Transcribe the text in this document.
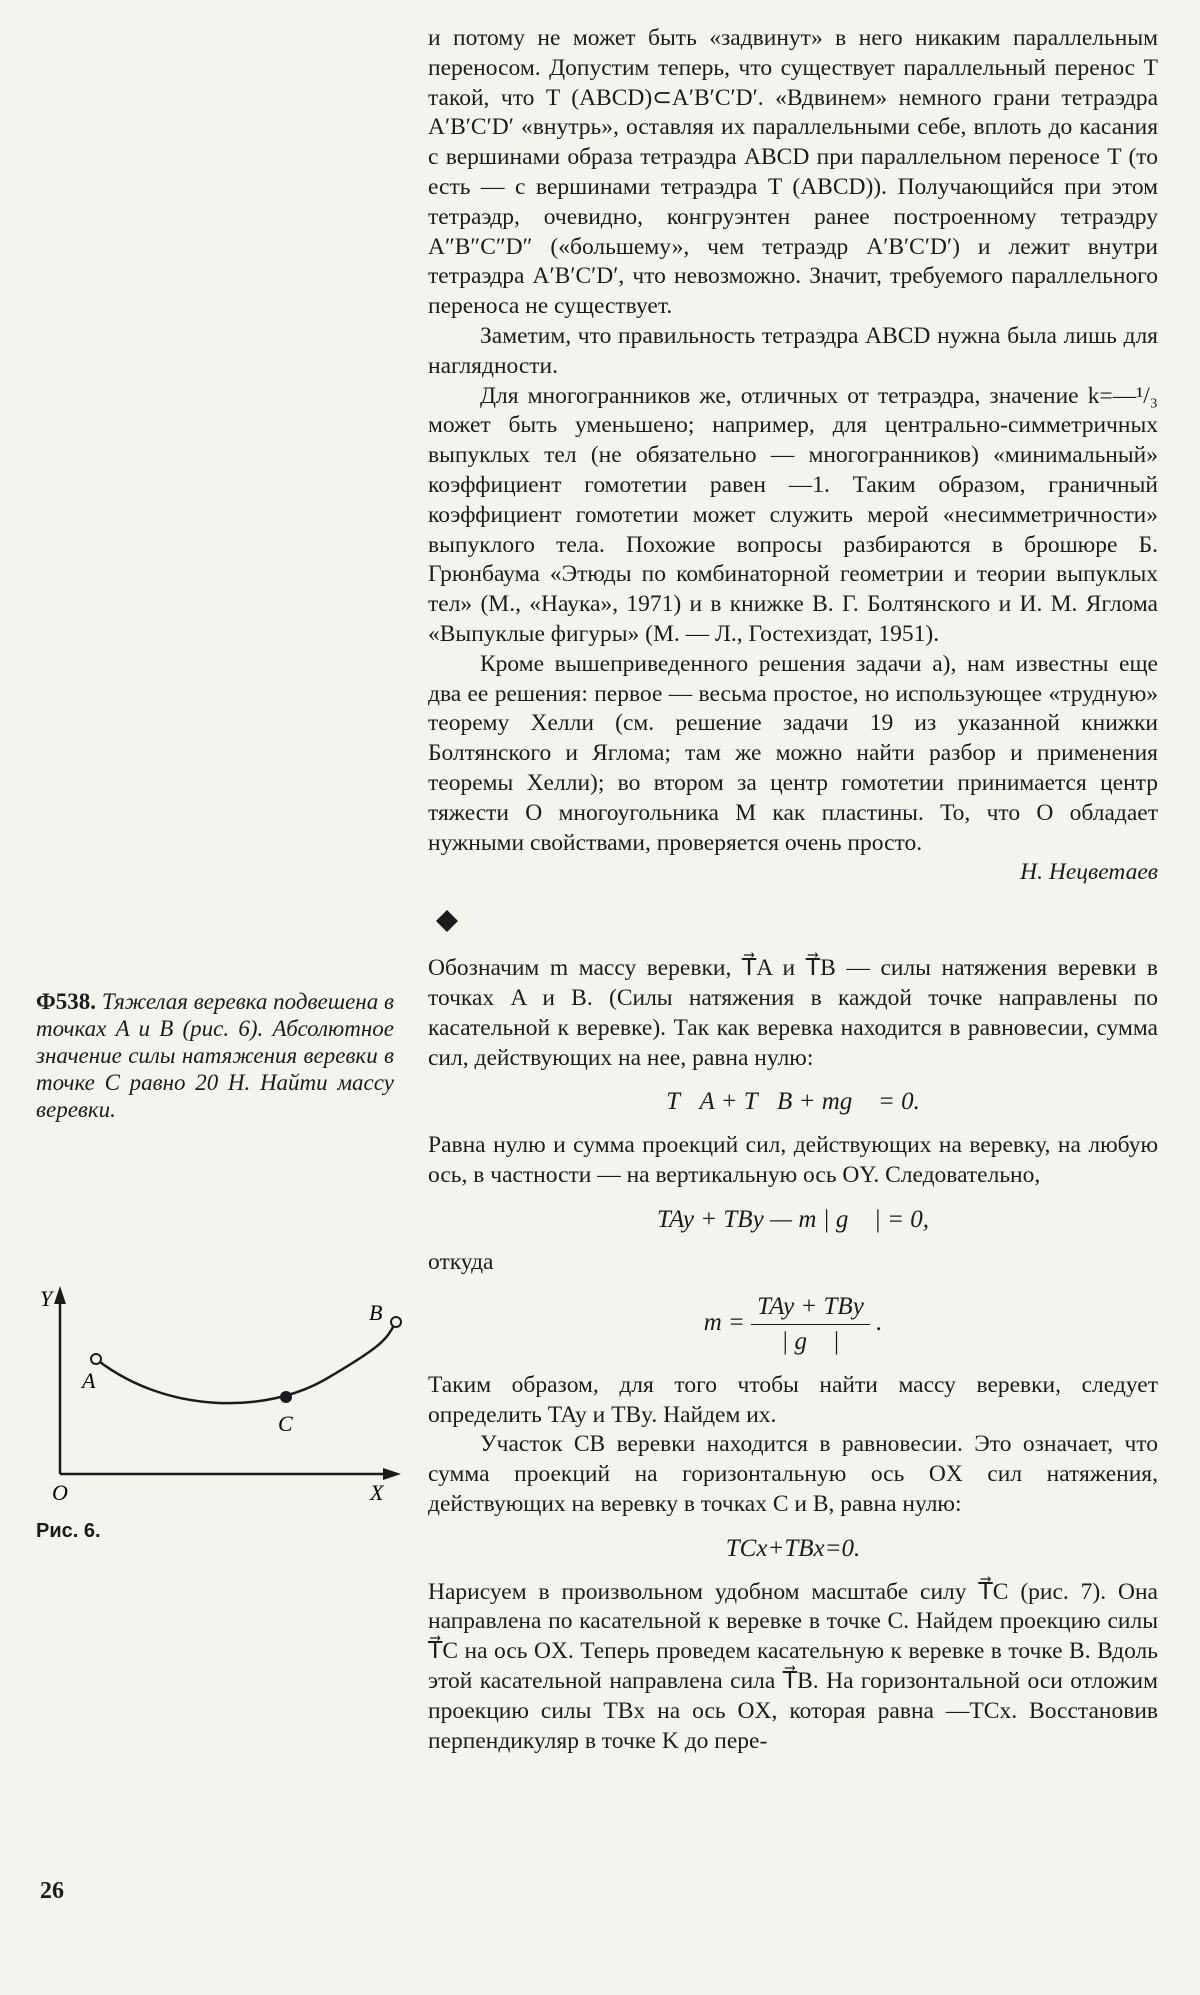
и потому не может быть «задвинут» в него никаким параллельным переносом. Допустим теперь, что существует параллельный перенос T такой, что T (ABCD)⊂A′B′C′D′. «Вдвинем» немного грани тетраэдра A′B′C′D′ «внутрь», оставляя их параллельными себе, вплоть до касания с вершинами образа тетраэдра ABCD при параллельном переносе T (то есть — с вершинами тетраэдра T (ABCD)). Получающийся при этом тетраэдр, очевидно, конгруэнтен ранее построенному тетраэдру A″B″C″D″ («большему», чем тетраэдр A′B′C′D′) и лежит внутри тетраэдра A′B′C′D′, что невозможно. Значит, требуемого параллельного переноса не существует.

Заметим, что правильность тетраэдра ABCD нужна была лишь для наглядности.

Для многогранников же, отличных от тетраэдра, значение k=—¹/₃ может быть уменьшено; например, для центрально-симметричных выпуклых тел (не обязательно — многогранников) «минимальный» коэффициент гомотетии равен —1. Таким образом, граничный коэффициент гомотетии может служить мерой «несимметричности» выпуклого тела. Похожие вопросы разбираются в брошюре Б. Грюнбаума «Этюды по комбинаторной геометрии и теории выпуклых тел» (М., «Наука», 1971) и в книжке В. Г. Болтянского и И. М. Яглома «Выпуклые фигуры» (М. — Л., Гостехиздат, 1951).

Кроме вышеприведенного решения задачи а), нам известны еще два ее решения: первое — весьма простое, но использующее «трудную» теорему Хелли (см. решение задачи 19 из указанной книжки Болтянского и Яглома; там же можно найти разбор и применения теоремы Хелли); во втором за центр гомотетии принимается центр тяжести O многоугольника M как пластины. То, что O обладает нужными свойствами, проверяется очень просто.

Н. Нецветаев

Обозначим m массу веревки, T⃗A и T⃗B — силы натяжения веревки в точках A и B. (Силы натяжения в каждой точке направлены по касательной к веревке). Так как веревка находится в равновесии, сумма сил, действующих на нее, равна нулю:

T⃗A + T⃗B + mg⃗ = 0.

Равна нулю и сумма проекций сил, действующих на веревку, на любую ось, в частности — на вертикальную ось OY. Следовательно,

TAy + TBy — m | g⃗ | = 0,

откуда

$m = \frac{\text{TAy + TBy}}{| g⃗ |}$ .

Таким образом, для того чтобы найти массу веревки, следует определить TAy и TBy. Найдем их.

Участок CB веревки находится в равновесии. Это означает, что сумма проекций на горизонтальную ось OX сил натяжения, действующих на веревку в точках C и B, равна нулю:

TCx+TBx=0.

Нарисуем в произвольном удобном масштабе силу T⃗C (рис. 7). Она направлена по касательной к веревке в точке C. Найдем проекцию силы T⃗C на ось OX. Теперь проведем касательную к веревке в точке B. Вдоль этой касательной направлена сила T⃗B. На горизонтальной оси отложим проекцию силы TBx на ось OX, которая равна —TCx. Восстановив перпендикуляр в точке K до пере-

Ф538. Тяжелая веревка подвешена в точках A и B (рис. 6). Абсолютное значение силы натяжения веревки в точке C равно 20 Н. Найти массу веревки.
Y
X
O
A
B
C
Рис. 6.
26
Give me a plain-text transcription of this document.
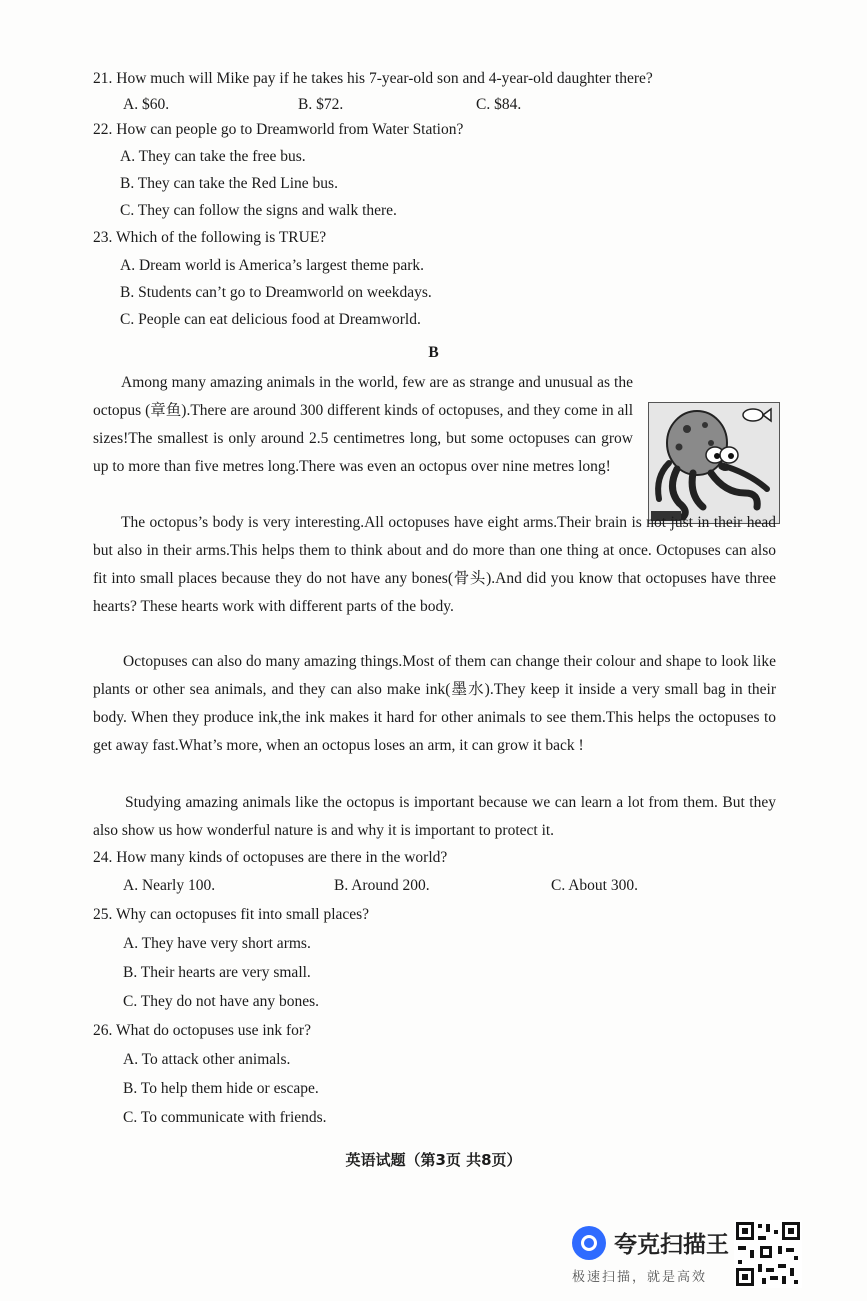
21. How much will Mike pay if he takes his 7-year-old son and 4-year-old daughter there?
A. $60.	B. $72.	C. $84.
22. How can people go to Dreamworld from Water Station?
A. They can take the free bus.
B. They can take the Red Line bus.
C. They can follow the signs and walk there.
23. Which of the following is TRUE?
A. Dream world is America’s largest theme park.
B. Students can’t go to Dreamworld on weekdays.
C. People can eat delicious food at Dreamworld.
B
Among many amazing animals in the world, few are as strange and unusual as the octopus (章鱼).There are around 300 different kinds of octopuses, and they come in all sizes!The smallest is only around 2.5 centimetres long, but some octopuses can grow up to more than five metres long.There was even an octopus over nine metres long!
The octopus’s body is very interesting.All octopuses have eight arms.Their brain is not just in their head but also in their arms.This helps them to think about and do more than one thing at once. Octopuses can also fit into small places because they do not have any bones(骨头).And did you know that octopuses have three hearts? These hearts work with different parts of the body.
Octopuses can also do many amazing things.Most of them can change their colour and shape to look like plants or other sea animals, and they can also make ink(墨水).They keep it inside a very small bag in their body. When they produce ink,the ink makes it hard for other animals to see them.This helps the octopuses to get away fast.What’s more, when an octopus loses an arm, it can grow it back !
Studying amazing animals like the octopus is important because we can learn a lot from them. But they also show us how wonderful nature is and why it is important to protect it.
24. How many kinds of octopuses are there in the world?
A. Nearly 100.	B. Around 200.	C. About 300.
25. Why can octopuses fit into small places?
A. They have very short arms.
B. Their hearts are very small.
C. They do not have any bones.
26. What do octopuses use ink for?
A. To attack other animals.
B. To help them hide or escape.
C. To communicate with friends.
英语试题（第3页 共8页）
夸克扫描王
极速扫描，就是高效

**WRITTEN TASK**
Among the lines above, how many contain the string "находится"? State the number alone.

**ANSWER**
2